▶ [Exercise prompt]
Make an exact copy of the lines, leaving the pictures out.

#### Stored rows

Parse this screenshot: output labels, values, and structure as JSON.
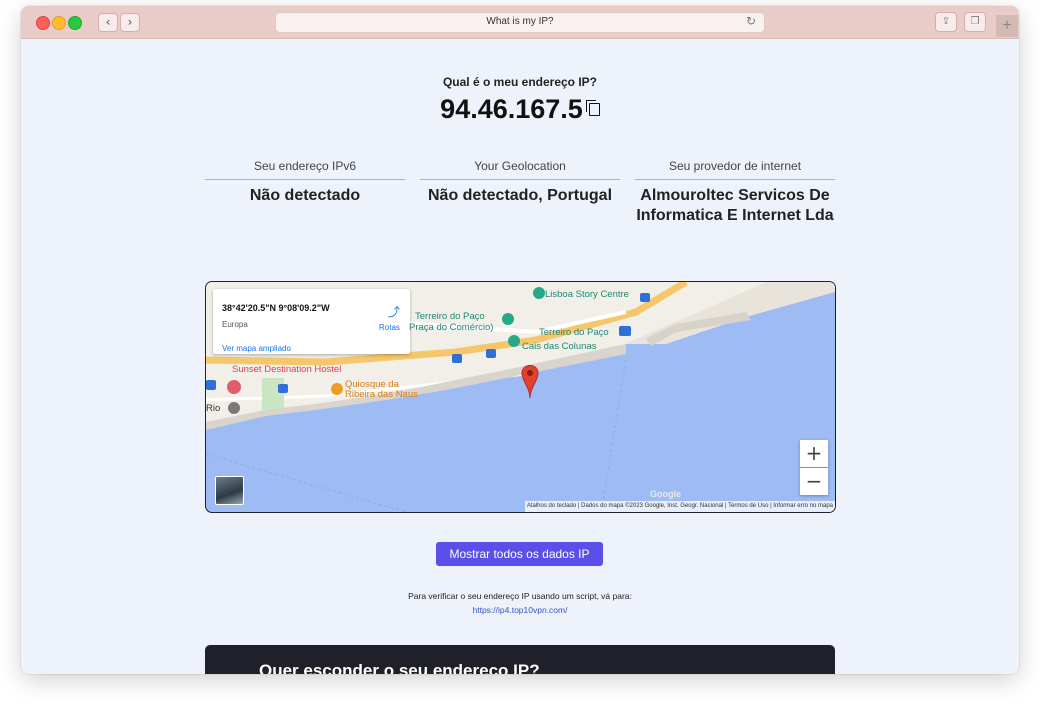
{
  "browser": {
    "url_title": "What is my IP?",
    "reload_icon": "reload-icon",
    "back_icon": "chevron-left-icon",
    "forward_icon": "chevron-right-icon"
  },
  "page": {
    "question": "Qual é o meu endereço IP?",
    "ip": "94.46.167.5",
    "columns": [
      {
        "label": "Seu endereço IPv6",
        "value": "Não detectado"
      },
      {
        "label": "Your Geolocation",
        "value": "Não detectado, Portugal"
      },
      {
        "label": "Seu provedor de internet",
        "value": "Almouroltec Servicos De Informatica E Internet Lda"
      }
    ],
    "cta_label": "Mostrar todos os dados IP",
    "hint_text": "Para verificar o seu endereço IP usando um script, vá para:",
    "hint_link": "https://ip4.top10vpn.com/",
    "dark_title": "Quer esconder o seu endereço IP?"
  },
  "map": {
    "coords": "38°42'20.5\"N 9°08'09.2\"W",
    "region": "Europa",
    "larger_map": "Ver mapa ampliado",
    "directions": "Rotas",
    "places": {
      "lisboa_story": "Lisboa Story Centre",
      "terreiro_paco": "Terreiro do Paço",
      "praca_comercio": "Praça do Comércio)",
      "terreiro_metro": "Terreiro do Paço",
      "cais_colunas": "Cais das Colunas",
      "sunset_hostel": "Sunset Destination Hostel",
      "quiosque_1": "Quiosque da",
      "quiosque_2": "Ribeira das Naus",
      "rio": "Rio"
    },
    "zoom_in": "+",
    "zoom_out": "−",
    "google": "Google",
    "attribution": "Atalhos do teclado | Dados do mapa ©2023 Google, Inst. Geogr. Nacional | Termos de Uso | Informar erro no mapa"
  }
}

########

▶ [Complete answer]
Parse this screenshot: output labels, values, and structure as JSON.
{
  "browser": {
    "url_title": "What is my IP?",
    "reload_icon": "reload-icon",
    "back_icon": "chevron-left-icon",
    "forward_icon": "chevron-right-icon"
  },
  "page": {
    "question": "Qual é o meu endereço IP?",
    "ip": "94.46.167.5",
    "columns": [
      {
        "label": "Seu endereço IPv6",
        "value": "Não detectado"
      },
      {
        "label": "Your Geolocation",
        "value": "Não detectado, Portugal"
      },
      {
        "label": "Seu provedor de internet",
        "value": "Almouroltec Servicos De Informatica E Internet Lda"
      }
    ],
    "cta_label": "Mostrar todos os dados IP",
    "hint_text": "Para verificar o seu endereço IP usando um script, vá para:",
    "hint_link": "https://ip4.top10vpn.com/",
    "dark_title": "Quer esconder o seu endereço IP?"
  },
  "map": {
    "coords": "38°42'20.5\"N 9°08'09.2\"W",
    "region": "Europa",
    "larger_map": "Ver mapa ampliado",
    "directions": "Rotas",
    "places": {
      "lisboa_story": "Lisboa Story Centre",
      "terreiro_paco": "Terreiro do Paço",
      "praca_comercio": "Praça do Comércio)",
      "terreiro_metro": "Terreiro do Paço",
      "cais_colunas": "Cais das Colunas",
      "sunset_hostel": "Sunset Destination Hostel",
      "quiosque_1": "Quiosque da",
      "quiosque_2": "Ribeira das Naus",
      "rio": "Rio"
    },
    "zoom_in": "+",
    "zoom_out": "−",
    "google": "Google",
    "attribution": "Atalhos do teclado | Dados do mapa ©2023 Google, Inst. Geogr. Nacional | Termos de Uso | Informar erro no mapa"
  }
}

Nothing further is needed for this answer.